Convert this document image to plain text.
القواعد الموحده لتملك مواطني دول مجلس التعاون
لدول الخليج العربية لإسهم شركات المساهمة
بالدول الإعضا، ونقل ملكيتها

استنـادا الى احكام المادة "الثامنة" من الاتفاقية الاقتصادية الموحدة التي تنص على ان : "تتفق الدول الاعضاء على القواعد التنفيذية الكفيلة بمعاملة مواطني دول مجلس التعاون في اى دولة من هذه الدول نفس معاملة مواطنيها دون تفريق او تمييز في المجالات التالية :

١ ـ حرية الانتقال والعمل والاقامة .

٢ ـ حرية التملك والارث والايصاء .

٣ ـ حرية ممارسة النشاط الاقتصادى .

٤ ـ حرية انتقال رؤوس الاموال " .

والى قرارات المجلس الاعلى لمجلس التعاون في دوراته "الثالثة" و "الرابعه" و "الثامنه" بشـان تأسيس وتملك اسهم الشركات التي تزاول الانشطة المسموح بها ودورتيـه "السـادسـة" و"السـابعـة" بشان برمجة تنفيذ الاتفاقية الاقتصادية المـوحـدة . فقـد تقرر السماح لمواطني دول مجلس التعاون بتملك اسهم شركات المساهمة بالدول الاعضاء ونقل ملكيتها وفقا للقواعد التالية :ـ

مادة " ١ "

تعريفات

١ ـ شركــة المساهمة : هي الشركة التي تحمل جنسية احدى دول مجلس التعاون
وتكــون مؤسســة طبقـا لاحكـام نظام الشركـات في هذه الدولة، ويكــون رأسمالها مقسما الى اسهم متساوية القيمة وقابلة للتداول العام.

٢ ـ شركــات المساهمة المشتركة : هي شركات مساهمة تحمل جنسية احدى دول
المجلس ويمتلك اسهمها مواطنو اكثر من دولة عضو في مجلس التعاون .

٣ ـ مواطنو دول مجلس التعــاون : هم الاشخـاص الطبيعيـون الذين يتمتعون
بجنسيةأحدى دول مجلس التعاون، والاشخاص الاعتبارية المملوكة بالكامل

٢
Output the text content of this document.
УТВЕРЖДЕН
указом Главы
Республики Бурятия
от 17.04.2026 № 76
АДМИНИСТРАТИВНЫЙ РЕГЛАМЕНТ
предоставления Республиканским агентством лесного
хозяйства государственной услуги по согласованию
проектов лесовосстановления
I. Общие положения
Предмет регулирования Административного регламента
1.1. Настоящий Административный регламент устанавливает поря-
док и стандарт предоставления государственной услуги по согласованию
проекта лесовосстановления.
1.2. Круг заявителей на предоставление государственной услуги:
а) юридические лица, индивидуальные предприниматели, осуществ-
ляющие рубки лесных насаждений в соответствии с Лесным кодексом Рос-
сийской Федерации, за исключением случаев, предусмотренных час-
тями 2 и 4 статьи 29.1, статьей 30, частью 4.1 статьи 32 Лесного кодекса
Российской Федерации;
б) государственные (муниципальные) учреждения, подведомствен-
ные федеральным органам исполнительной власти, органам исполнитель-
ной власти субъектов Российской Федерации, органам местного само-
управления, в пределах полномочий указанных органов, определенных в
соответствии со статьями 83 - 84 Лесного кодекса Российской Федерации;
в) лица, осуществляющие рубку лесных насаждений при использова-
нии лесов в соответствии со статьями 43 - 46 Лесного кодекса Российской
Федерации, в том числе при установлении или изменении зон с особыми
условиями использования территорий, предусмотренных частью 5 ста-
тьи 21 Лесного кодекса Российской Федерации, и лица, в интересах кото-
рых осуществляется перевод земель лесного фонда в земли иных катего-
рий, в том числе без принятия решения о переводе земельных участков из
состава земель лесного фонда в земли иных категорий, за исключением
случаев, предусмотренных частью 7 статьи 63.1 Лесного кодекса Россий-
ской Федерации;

**WHAT YOU WILL DO:** Which lines above contain the word "случаев"? Copy each of them.

**EXERCISE ANSWER:**
сийской Федерации, за исключением случаев, предусмотренных час-
случаев, предусмотренных частью 7 статьи 63.1 Лесного кодекса Россий-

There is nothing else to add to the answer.